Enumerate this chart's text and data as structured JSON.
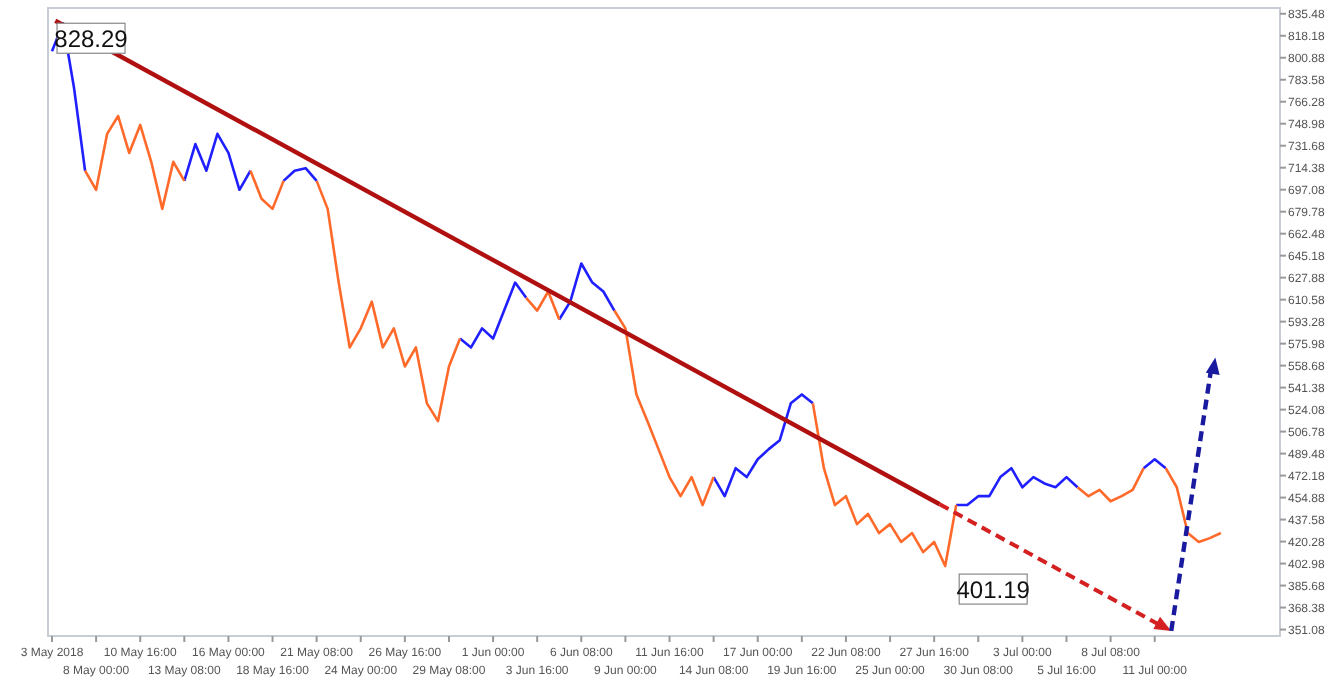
{
  "chart_data": {
    "type": "line",
    "categories": [
      "3 May 2018",
      null,
      null,
      null,
      "8 May 00:00",
      null,
      null,
      null,
      "10 May 16:00",
      null,
      null,
      null,
      "13 May 08:00",
      null,
      null,
      null,
      "16 May 00:00",
      null,
      null,
      null,
      "18 May 16:00",
      null,
      null,
      null,
      "21 May 08:00",
      null,
      null,
      null,
      "24 May 00:00",
      null,
      null,
      null,
      "26 May 16:00",
      null,
      null,
      null,
      "29 May 08:00",
      null,
      null,
      null,
      "1 Jun 00:00",
      null,
      null,
      null,
      "3 Jun 16:00",
      null,
      null,
      null,
      "6 Jun 08:00",
      null,
      null,
      null,
      "9 Jun 00:00",
      null,
      null,
      null,
      "11 Jun 16:00",
      null,
      null,
      null,
      "14 Jun 08:00",
      null,
      null,
      null,
      "17 Jun 00:00",
      null,
      null,
      null,
      "19 Jun 16:00",
      null,
      null,
      null,
      "22 Jun 08:00",
      null,
      null,
      null,
      "25 Jun 00:00",
      null,
      null,
      null,
      "27 Jun 16:00",
      null,
      null,
      null,
      "30 Jun 08:00",
      null,
      null,
      null,
      "3 Jul 00:00",
      null,
      null,
      null,
      "5 Jul 16:00",
      null,
      null,
      null,
      "8 Jul 08:00",
      null,
      null,
      null,
      "11 Jul 00:00",
      null,
      null,
      null,
      null,
      null,
      null,
      null,
      null,
      null,
      null,
      null
    ],
    "series": [
      {
        "color": "#1f1fff",
        "values": [
          806,
          828,
          777,
          712,
          null,
          null,
          null,
          null,
          null,
          null,
          null,
          null,
          704,
          733,
          712,
          741,
          726,
          697,
          712,
          null,
          null,
          704,
          712,
          714,
          704,
          null,
          null,
          null,
          null,
          null,
          null,
          null,
          null,
          null,
          null,
          null,
          null,
          580,
          573,
          588,
          580,
          602,
          624,
          612,
          null,
          null,
          595,
          609,
          639,
          624,
          617,
          602,
          null,
          null,
          null,
          null,
          null,
          null,
          null,
          null,
          471,
          456,
          478,
          471,
          485,
          493,
          500,
          529,
          536,
          529,
          null,
          null,
          null,
          null,
          null,
          null,
          null,
          null,
          null,
          null,
          null,
          null,
          449,
          449,
          456,
          456,
          471,
          478,
          463,
          471,
          466,
          463,
          471,
          463,
          null,
          null,
          null,
          null,
          null,
          478,
          485,
          478,
          null,
          null,
          null,
          null,
          null,
          null,
          null,
          null,
          null,
          null
        ]
      },
      {
        "color": "#ff6a2b",
        "values": [
          null,
          null,
          null,
          712,
          697,
          741,
          755,
          726,
          748,
          719,
          682,
          719,
          704,
          null,
          null,
          null,
          null,
          null,
          712,
          690,
          682,
          704,
          null,
          null,
          704,
          682,
          624,
          573,
          588,
          609,
          573,
          588,
          558,
          573,
          529,
          515,
          558,
          580,
          null,
          null,
          null,
          null,
          null,
          612,
          602,
          617,
          595,
          null,
          null,
          null,
          null,
          602,
          588,
          536,
          515,
          493,
          471,
          456,
          471,
          449,
          471,
          null,
          null,
          null,
          null,
          null,
          null,
          null,
          null,
          529,
          478,
          449,
          456,
          434,
          442,
          427,
          434,
          420,
          427,
          412,
          420,
          401,
          449,
          null,
          null,
          null,
          null,
          null,
          null,
          null,
          null,
          null,
          null,
          463,
          456,
          461,
          452,
          456,
          461,
          478,
          null,
          478,
          463,
          427,
          420,
          423,
          427,
          null,
          null,
          null,
          null,
          null
        ]
      }
    ],
    "ylim": [
      346,
      840
    ],
    "yticks": [
      835.48,
      818.18,
      800.88,
      783.58,
      766.28,
      748.98,
      731.68,
      714.38,
      697.08,
      679.78,
      662.48,
      645.18,
      627.88,
      610.58,
      593.28,
      575.98,
      558.68,
      541.38,
      524.08,
      506.78,
      489.48,
      472.18,
      454.88,
      437.58,
      420.28,
      402.98,
      385.68,
      368.38,
      351.08
    ],
    "annotations": [
      "828.29",
      "401.19"
    ],
    "grid": false
  }
}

Short task:
Transcribe all of the entries word for word, but skip any pictures they contain.

Written response:
Enumerate this chart's text and data as structured JSON.
{
  "chart_data": {
    "type": "line",
    "categories": [
      "3 May 2018",
      null,
      null,
      null,
      "8 May 00:00",
      null,
      null,
      null,
      "10 May 16:00",
      null,
      null,
      null,
      "13 May 08:00",
      null,
      null,
      null,
      "16 May 00:00",
      null,
      null,
      null,
      "18 May 16:00",
      null,
      null,
      null,
      "21 May 08:00",
      null,
      null,
      null,
      "24 May 00:00",
      null,
      null,
      null,
      "26 May 16:00",
      null,
      null,
      null,
      "29 May 08:00",
      null,
      null,
      null,
      "1 Jun 00:00",
      null,
      null,
      null,
      "3 Jun 16:00",
      null,
      null,
      null,
      "6 Jun 08:00",
      null,
      null,
      null,
      "9 Jun 00:00",
      null,
      null,
      null,
      "11 Jun 16:00",
      null,
      null,
      null,
      "14 Jun 08:00",
      null,
      null,
      null,
      "17 Jun 00:00",
      null,
      null,
      null,
      "19 Jun 16:00",
      null,
      null,
      null,
      "22 Jun 08:00",
      null,
      null,
      null,
      "25 Jun 00:00",
      null,
      null,
      null,
      "27 Jun 16:00",
      null,
      null,
      null,
      "30 Jun 08:00",
      null,
      null,
      null,
      "3 Jul 00:00",
      null,
      null,
      null,
      "5 Jul 16:00",
      null,
      null,
      null,
      "8 Jul 08:00",
      null,
      null,
      null,
      "11 Jul 00:00",
      null,
      null,
      null,
      null,
      null,
      null,
      null,
      null,
      null,
      null,
      null
    ],
    "series": [
      {
        "color": "#1f1fff",
        "values": [
          806,
          828,
          777,
          712,
          null,
          null,
          null,
          null,
          null,
          null,
          null,
          null,
          704,
          733,
          712,
          741,
          726,
          697,
          712,
          null,
          null,
          704,
          712,
          714,
          704,
          null,
          null,
          null,
          null,
          null,
          null,
          null,
          null,
          null,
          null,
          null,
          null,
          580,
          573,
          588,
          580,
          602,
          624,
          612,
          null,
          null,
          595,
          609,
          639,
          624,
          617,
          602,
          null,
          null,
          null,
          null,
          null,
          null,
          null,
          null,
          471,
          456,
          478,
          471,
          485,
          493,
          500,
          529,
          536,
          529,
          null,
          null,
          null,
          null,
          null,
          null,
          null,
          null,
          null,
          null,
          null,
          null,
          449,
          449,
          456,
          456,
          471,
          478,
          463,
          471,
          466,
          463,
          471,
          463,
          null,
          null,
          null,
          null,
          null,
          478,
          485,
          478,
          null,
          null,
          null,
          null,
          null,
          null,
          null,
          null,
          null,
          null
        ]
      },
      {
        "color": "#ff6a2b",
        "values": [
          null,
          null,
          null,
          712,
          697,
          741,
          755,
          726,
          748,
          719,
          682,
          719,
          704,
          null,
          null,
          null,
          null,
          null,
          712,
          690,
          682,
          704,
          null,
          null,
          704,
          682,
          624,
          573,
          588,
          609,
          573,
          588,
          558,
          573,
          529,
          515,
          558,
          580,
          null,
          null,
          null,
          null,
          null,
          612,
          602,
          617,
          595,
          null,
          null,
          null,
          null,
          602,
          588,
          536,
          515,
          493,
          471,
          456,
          471,
          449,
          471,
          null,
          null,
          null,
          null,
          null,
          null,
          null,
          null,
          529,
          478,
          449,
          456,
          434,
          442,
          427,
          434,
          420,
          427,
          412,
          420,
          401,
          449,
          null,
          null,
          null,
          null,
          null,
          null,
          null,
          null,
          null,
          null,
          463,
          456,
          461,
          452,
          456,
          461,
          478,
          null,
          478,
          463,
          427,
          420,
          423,
          427,
          null,
          null,
          null,
          null,
          null
        ]
      }
    ],
    "ylim": [
      346,
      840
    ],
    "yticks": [
      835.48,
      818.18,
      800.88,
      783.58,
      766.28,
      748.98,
      731.68,
      714.38,
      697.08,
      679.78,
      662.48,
      645.18,
      627.88,
      610.58,
      593.28,
      575.98,
      558.68,
      541.38,
      524.08,
      506.78,
      489.48,
      472.18,
      454.88,
      437.58,
      420.28,
      402.98,
      385.68,
      368.38,
      351.08
    ],
    "annotations": [
      "828.29",
      "401.19"
    ],
    "grid": false
  }
}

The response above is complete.